### DATA EXCERPTS
---

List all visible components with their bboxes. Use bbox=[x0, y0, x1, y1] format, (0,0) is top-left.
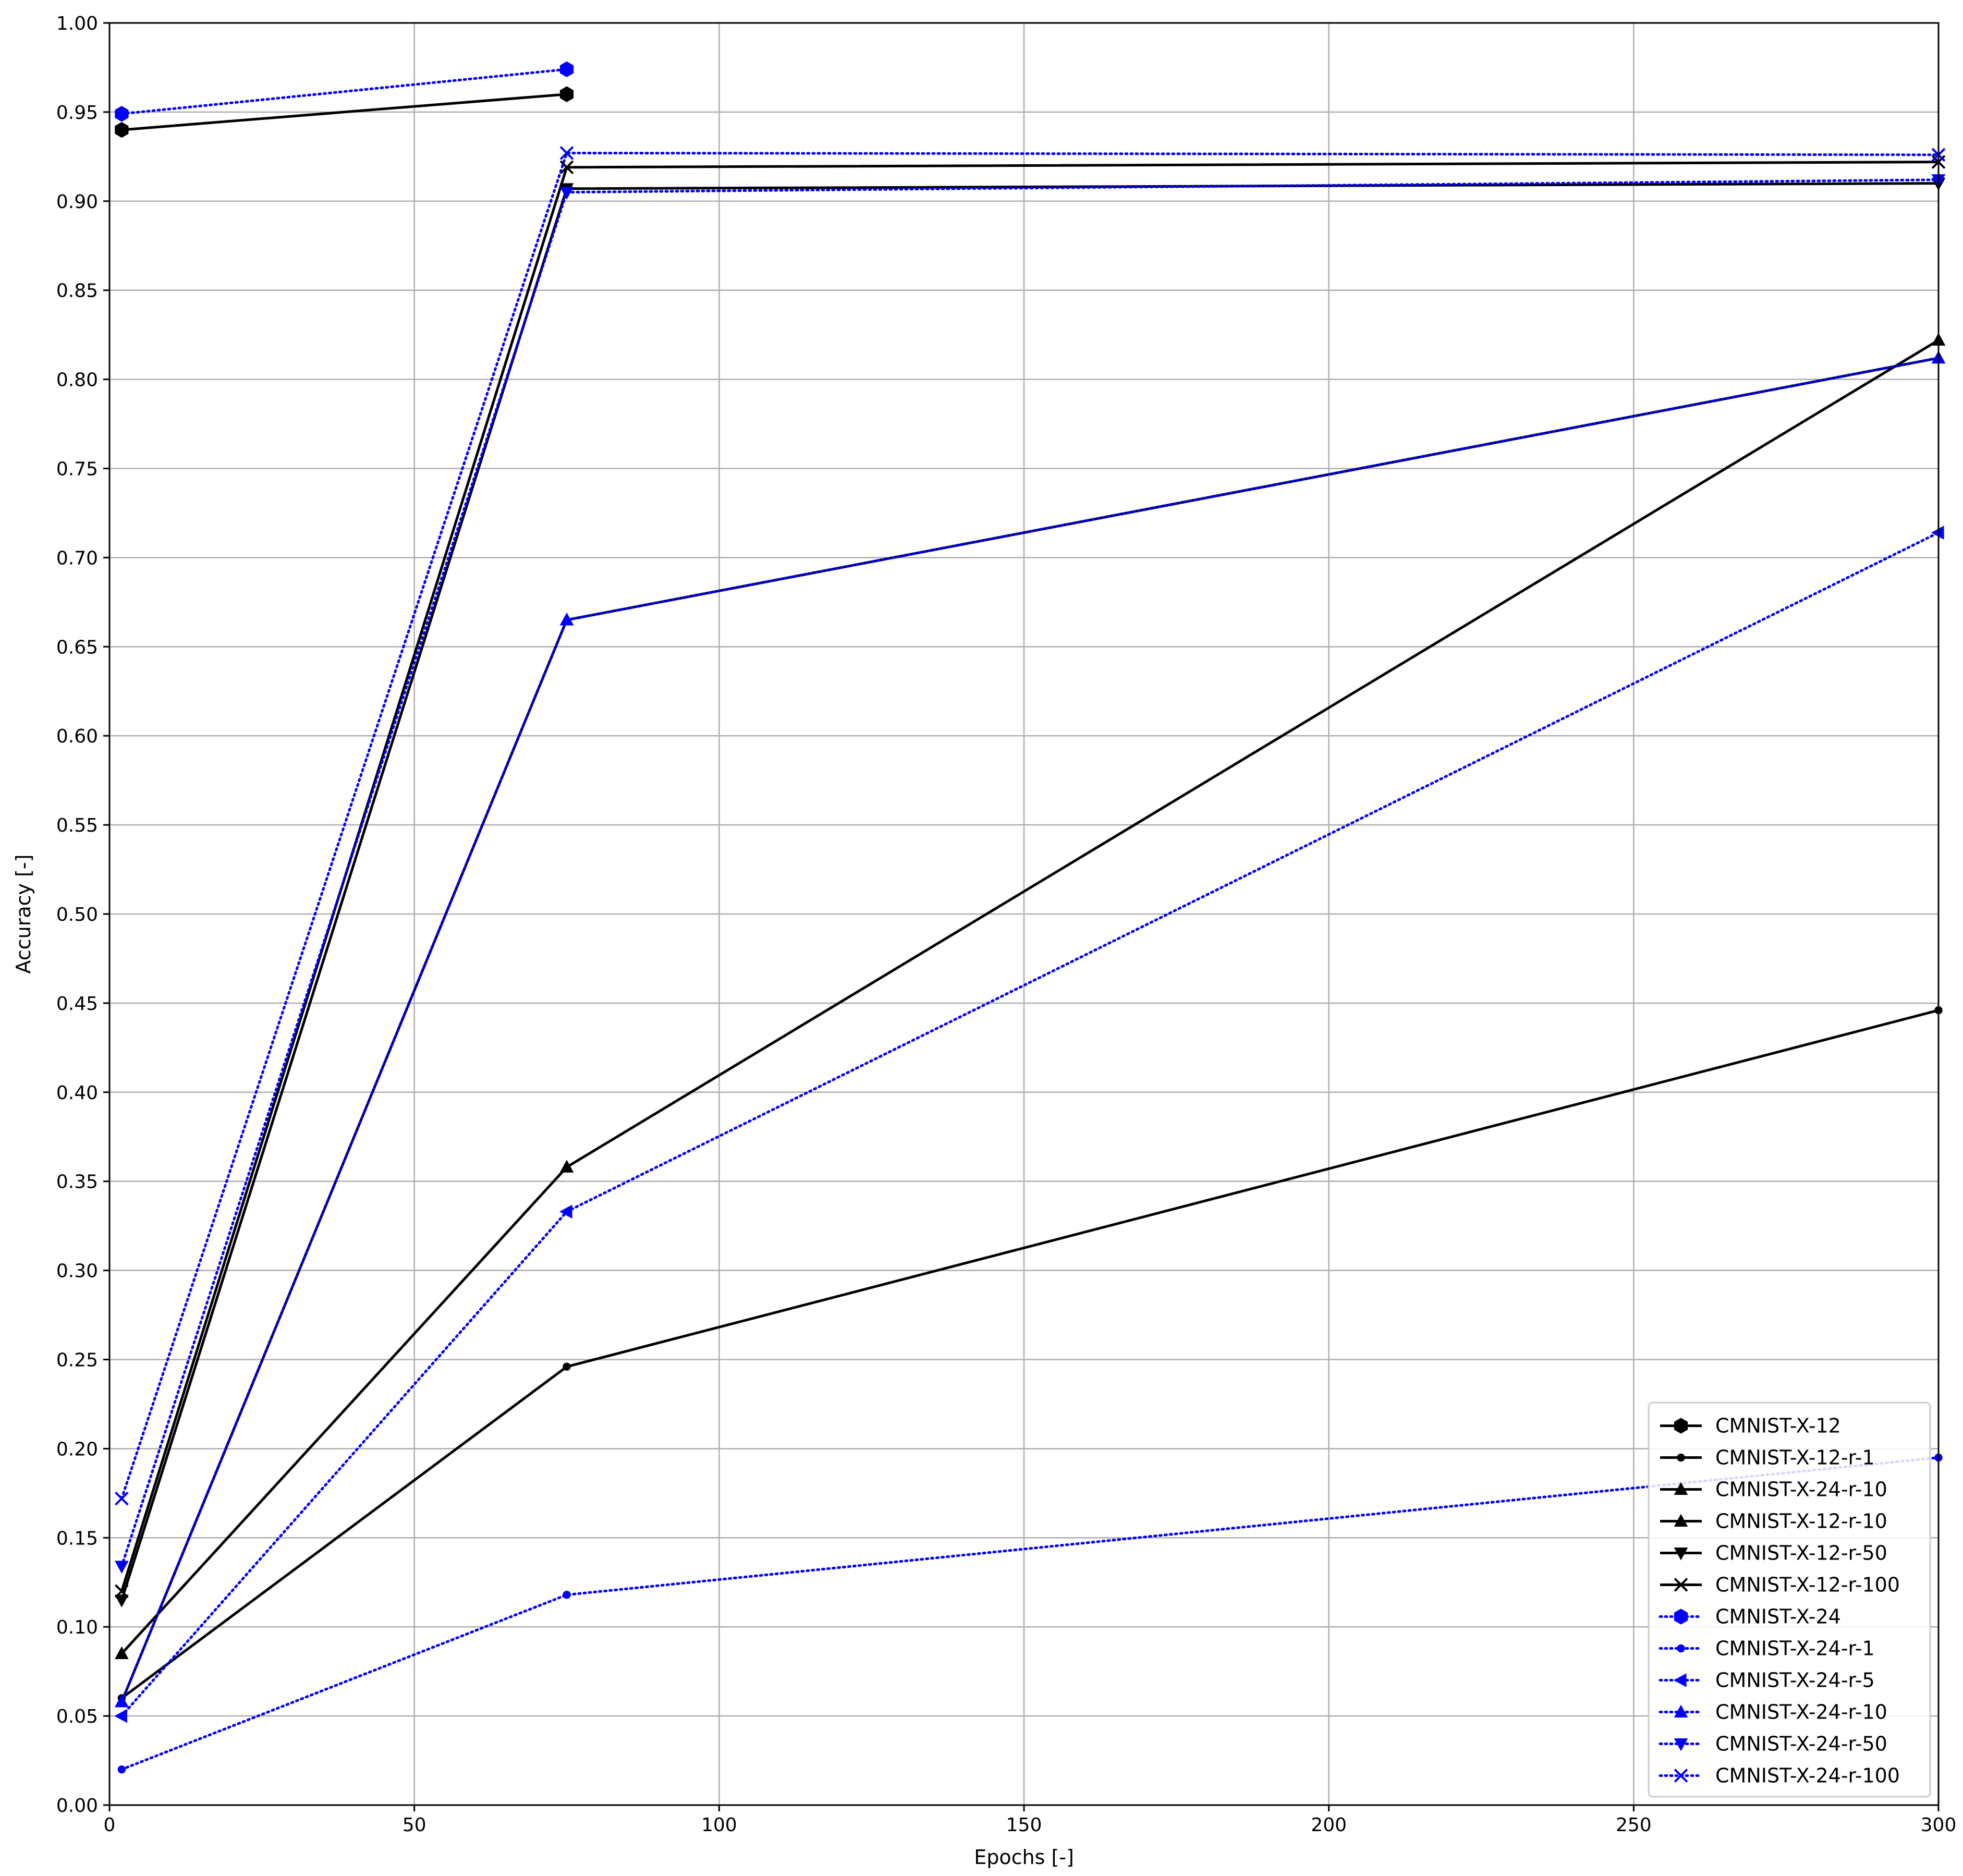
y-tick-label: 0.40 bbox=[56, 1082, 98, 1104]
data-point-point bbox=[117, 1765, 126, 1774]
legend-marker-x bbox=[1674, 1578, 1688, 1592]
legend-entry-label: CMNIST-X-24-r-1 bbox=[1715, 1637, 1875, 1660]
x-tick-label: 250 bbox=[1616, 1814, 1652, 1836]
y-tick-label: 0.55 bbox=[56, 815, 98, 836]
y-tick-label: 0.85 bbox=[56, 281, 98, 302]
data-point-x bbox=[559, 160, 574, 175]
x-tick-label: 300 bbox=[1921, 1814, 1957, 1836]
y-tick-label: 0.20 bbox=[56, 1439, 98, 1460]
series-line bbox=[120, 1456, 1940, 1771]
tick-layer: 0 50 100 150 200 250 300 0.00 0.05 0.10 0.15 0.20 0.… bbox=[56, 13, 1957, 1836]
data-point-triangle-left bbox=[1931, 526, 1944, 540]
y-tick-label: 0.35 bbox=[56, 1172, 98, 1193]
legend-marker-triangle-up bbox=[1674, 1514, 1688, 1527]
data-point-hexagon bbox=[559, 86, 574, 102]
series-CMNIST-X-12 bbox=[115, 86, 574, 138]
grid-layer bbox=[108, 22, 1940, 1806]
legend-marker-triangle-left bbox=[1674, 1673, 1687, 1687]
legend-entry-label: CMNIST-X-12-r-10 bbox=[1715, 1510, 1887, 1533]
y-tick-label: 1.00 bbox=[56, 13, 98, 34]
y-tick-label: 0.80 bbox=[56, 370, 98, 391]
y-tick-label: 0.15 bbox=[56, 1528, 98, 1549]
y-tick-label: 0.05 bbox=[56, 1706, 98, 1727]
data-point-triangle-up bbox=[559, 1160, 574, 1173]
legend-entry-label: CMNIST-X-12-r-50 bbox=[1715, 1542, 1887, 1565]
data-point-point bbox=[563, 1362, 571, 1371]
legend-entry-label: CMNIST-X-24-r-5 bbox=[1715, 1669, 1875, 1692]
legend-marker-x bbox=[1674, 1769, 1688, 1783]
data-point-triangle-left bbox=[114, 1709, 127, 1723]
legend-marker-triangle-down bbox=[1674, 1738, 1688, 1751]
x-tick-label: 150 bbox=[1006, 1814, 1042, 1836]
y-tick-label: 0.75 bbox=[56, 459, 98, 480]
legend-marker-point bbox=[1677, 1453, 1685, 1462]
y-tick-label: 0.25 bbox=[56, 1350, 98, 1371]
legend-entry-label: CMNIST-X-12 bbox=[1715, 1415, 1841, 1438]
y-tick-label: 0.65 bbox=[56, 637, 98, 658]
x-tick-label: 200 bbox=[1311, 1814, 1347, 1836]
legend-marker-triangle-down bbox=[1674, 1548, 1688, 1561]
x-axis-label: Epochs [-] bbox=[974, 1846, 1074, 1869]
y-tick-label: 0.90 bbox=[56, 191, 98, 213]
legend-entry-label: CMNIST-X-24-r-10 bbox=[1715, 1701, 1887, 1724]
legend-marker-hexagon bbox=[1674, 1609, 1688, 1625]
data-point-triangle-down bbox=[559, 187, 574, 200]
x-tick-label: 100 bbox=[701, 1814, 737, 1836]
x-tick-label: 50 bbox=[403, 1814, 426, 1836]
data-point-x bbox=[559, 146, 574, 160]
series-CMNIST-X-24 bbox=[115, 61, 574, 122]
data-point-hexagon bbox=[559, 61, 574, 78]
legend-marker-triangle-up bbox=[1674, 1482, 1688, 1495]
legend-marker-hexagon bbox=[1674, 1418, 1688, 1434]
legend-entry-label: CMNIST-X-12-r-1 bbox=[1715, 1446, 1875, 1469]
series-CMNIST-X-24-r-5 bbox=[114, 526, 1944, 1723]
y-tick-label: 0.95 bbox=[56, 102, 98, 124]
y-tick-label: 0.00 bbox=[56, 1795, 98, 1817]
legend: CMNIST-X-12 CMNIST-X-12-r-1 CMNIST-X-24-r-… bbox=[1648, 1402, 1931, 1798]
y-tick-label: 0.30 bbox=[56, 1261, 98, 1282]
y-axis-label: Accuracy [-] bbox=[12, 855, 35, 974]
data-point-triangle-up bbox=[559, 613, 574, 626]
series-layer bbox=[114, 61, 1946, 1774]
legend-entry-label: CMNIST-X-24-r-10 bbox=[1715, 1478, 1887, 1501]
legend-entry-label: CMNIST-X-24 bbox=[1715, 1605, 1841, 1628]
y-tick-label: 0.60 bbox=[56, 726, 98, 747]
legend-entry-label: CMNIST-X-24-r-50 bbox=[1715, 1733, 1887, 1756]
legend-entry-label: CMNIST-X-24-r-100 bbox=[1715, 1764, 1900, 1787]
series-line bbox=[121, 93, 567, 131]
data-point-hexagon bbox=[115, 106, 129, 122]
y-tick-label: 0.50 bbox=[56, 904, 98, 925]
legend-marker-triangle-up bbox=[1674, 1704, 1688, 1717]
data-point-triangle-down bbox=[115, 1594, 129, 1607]
y-tick-label: 0.45 bbox=[56, 993, 98, 1015]
data-point-triangle-down bbox=[115, 1561, 129, 1574]
legend-marker-point bbox=[1677, 1644, 1685, 1653]
data-point-triangle-up bbox=[115, 1694, 129, 1708]
legend-entry-label: CMNIST-X-12-r-100 bbox=[1715, 1574, 1900, 1597]
data-point-x bbox=[115, 1491, 129, 1506]
y-tick-label: 0.70 bbox=[56, 547, 98, 569]
data-point-point bbox=[563, 1590, 571, 1599]
data-point-hexagon bbox=[115, 121, 129, 138]
data-point-triangle-up bbox=[115, 1646, 129, 1659]
data-point-x bbox=[115, 1584, 129, 1599]
series-line bbox=[120, 68, 568, 115]
x-tick-label: 0 bbox=[104, 1814, 116, 1836]
data-point-triangle-left bbox=[559, 1204, 572, 1219]
y-tick-label: 0.10 bbox=[56, 1617, 98, 1638]
legend-box bbox=[1648, 1402, 1931, 1798]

---

### PROBLEM TO WORK ON
Copy every line of the data above word for word, leaving the pictures out of your answer.

### EXERCISE RESPONSE
List all visible components with their bboxes. Use bbox=[x0, y0, x1, y1] format, (0,0) is top-left.
y-tick-label: 0.40 bbox=[56, 1082, 98, 1104]
data-point-point bbox=[117, 1765, 126, 1774]
legend-marker-x bbox=[1674, 1578, 1688, 1592]
legend-entry-label: CMNIST-X-24-r-1 bbox=[1715, 1637, 1875, 1660]
x-tick-label: 250 bbox=[1616, 1814, 1652, 1836]
y-tick-label: 0.55 bbox=[56, 815, 98, 836]
y-tick-label: 0.85 bbox=[56, 281, 98, 302]
data-point-x bbox=[559, 160, 574, 175]
x-tick-label: 300 bbox=[1921, 1814, 1957, 1836]
y-tick-label: 0.20 bbox=[56, 1439, 98, 1460]
series-line bbox=[120, 1456, 1940, 1771]
tick-layer: 0 50 100 150 200 250 300 0.00 0.05 0.10 0.15 0.20 0.… bbox=[56, 13, 1957, 1836]
data-point-triangle-left bbox=[1931, 526, 1944, 540]
y-tick-label: 0.35 bbox=[56, 1172, 98, 1193]
legend-marker-triangle-up bbox=[1674, 1514, 1688, 1527]
data-point-hexagon bbox=[559, 86, 574, 102]
series-CMNIST-X-12 bbox=[115, 86, 574, 138]
grid-layer bbox=[108, 22, 1940, 1806]
legend-marker-triangle-left bbox=[1674, 1673, 1687, 1687]
legend-entry-label: CMNIST-X-12-r-10 bbox=[1715, 1510, 1887, 1533]
y-tick-label: 1.00 bbox=[56, 13, 98, 34]
y-tick-label: 0.80 bbox=[56, 370, 98, 391]
y-tick-label: 0.15 bbox=[56, 1528, 98, 1549]
y-tick-label: 0.05 bbox=[56, 1706, 98, 1727]
data-point-triangle-up bbox=[559, 1160, 574, 1173]
legend-entry-label: CMNIST-X-12-r-50 bbox=[1715, 1542, 1887, 1565]
data-point-point bbox=[563, 1362, 571, 1371]
legend-entry-label: CMNIST-X-24-r-5 bbox=[1715, 1669, 1875, 1692]
legend-marker-x bbox=[1674, 1769, 1688, 1783]
data-point-triangle-left bbox=[114, 1709, 127, 1723]
legend-marker-triangle-down bbox=[1674, 1738, 1688, 1751]
x-tick-label: 150 bbox=[1006, 1814, 1042, 1836]
y-tick-label: 0.75 bbox=[56, 459, 98, 480]
legend-marker-point bbox=[1677, 1453, 1685, 1462]
y-tick-label: 0.25 bbox=[56, 1350, 98, 1371]
legend-entry-label: CMNIST-X-12 bbox=[1715, 1415, 1841, 1438]
y-tick-label: 0.65 bbox=[56, 637, 98, 658]
x-tick-label: 200 bbox=[1311, 1814, 1347, 1836]
legend-marker-triangle-down bbox=[1674, 1548, 1688, 1561]
x-axis-label: Epochs [-] bbox=[974, 1846, 1074, 1869]
y-tick-label: 0.90 bbox=[56, 191, 98, 213]
legend-entry-label: CMNIST-X-24-r-10 bbox=[1715, 1701, 1887, 1724]
legend-marker-hexagon bbox=[1674, 1609, 1688, 1625]
data-point-triangle-down bbox=[559, 187, 574, 200]
x-tick-label: 100 bbox=[701, 1814, 737, 1836]
x-tick-label: 50 bbox=[403, 1814, 426, 1836]
data-point-x bbox=[559, 146, 574, 160]
series-CMNIST-X-24 bbox=[115, 61, 574, 122]
data-point-hexagon bbox=[559, 61, 574, 78]
legend-marker-triangle-up bbox=[1674, 1482, 1688, 1495]
legend-marker-hexagon bbox=[1674, 1418, 1688, 1434]
legend-entry-label: CMNIST-X-12-r-1 bbox=[1715, 1446, 1875, 1469]
series-CMNIST-X-24-r-5 bbox=[114, 526, 1944, 1723]
y-tick-label: 0.95 bbox=[56, 102, 98, 124]
y-tick-label: 0.00 bbox=[56, 1795, 98, 1817]
legend: CMNIST-X-12 CMNIST-X-12-r-1 CMNIST-X-24-r-… bbox=[1648, 1402, 1931, 1798]
y-tick-label: 0.30 bbox=[56, 1261, 98, 1282]
y-axis-label: Accuracy [-] bbox=[12, 855, 35, 974]
data-point-triangle-up bbox=[559, 613, 574, 626]
series-layer bbox=[114, 61, 1946, 1774]
legend-entry-label: CMNIST-X-24-r-10 bbox=[1715, 1478, 1887, 1501]
legend-entry-label: CMNIST-X-24 bbox=[1715, 1605, 1841, 1628]
y-tick-label: 0.60 bbox=[56, 726, 98, 747]
legend-entry-label: CMNIST-X-24-r-50 bbox=[1715, 1733, 1887, 1756]
legend-entry-label: CMNIST-X-24-r-100 bbox=[1715, 1764, 1900, 1787]
series-line bbox=[121, 93, 567, 131]
data-point-hexagon bbox=[115, 106, 129, 122]
y-tick-label: 0.50 bbox=[56, 904, 98, 925]
legend-marker-triangle-up bbox=[1674, 1704, 1688, 1717]
data-point-triangle-down bbox=[115, 1594, 129, 1607]
y-tick-label: 0.45 bbox=[56, 993, 98, 1015]
data-point-triangle-down bbox=[115, 1561, 129, 1574]
legend-marker-point bbox=[1677, 1644, 1685, 1653]
data-point-triangle-up bbox=[115, 1694, 129, 1708]
legend-entry-label: CMNIST-X-12-r-100 bbox=[1715, 1574, 1900, 1597]
data-point-x bbox=[115, 1491, 129, 1506]
y-tick-label: 0.70 bbox=[56, 547, 98, 569]
data-point-point bbox=[563, 1590, 571, 1599]
data-point-hexagon bbox=[115, 121, 129, 138]
data-point-triangle-up bbox=[115, 1646, 129, 1659]
data-point-x bbox=[115, 1584, 129, 1599]
series-line bbox=[120, 68, 568, 115]
x-tick-label: 0 bbox=[104, 1814, 116, 1836]
data-point-triangle-left bbox=[559, 1204, 572, 1219]
y-tick-label: 0.10 bbox=[56, 1617, 98, 1638]
legend-box bbox=[1648, 1402, 1931, 1798]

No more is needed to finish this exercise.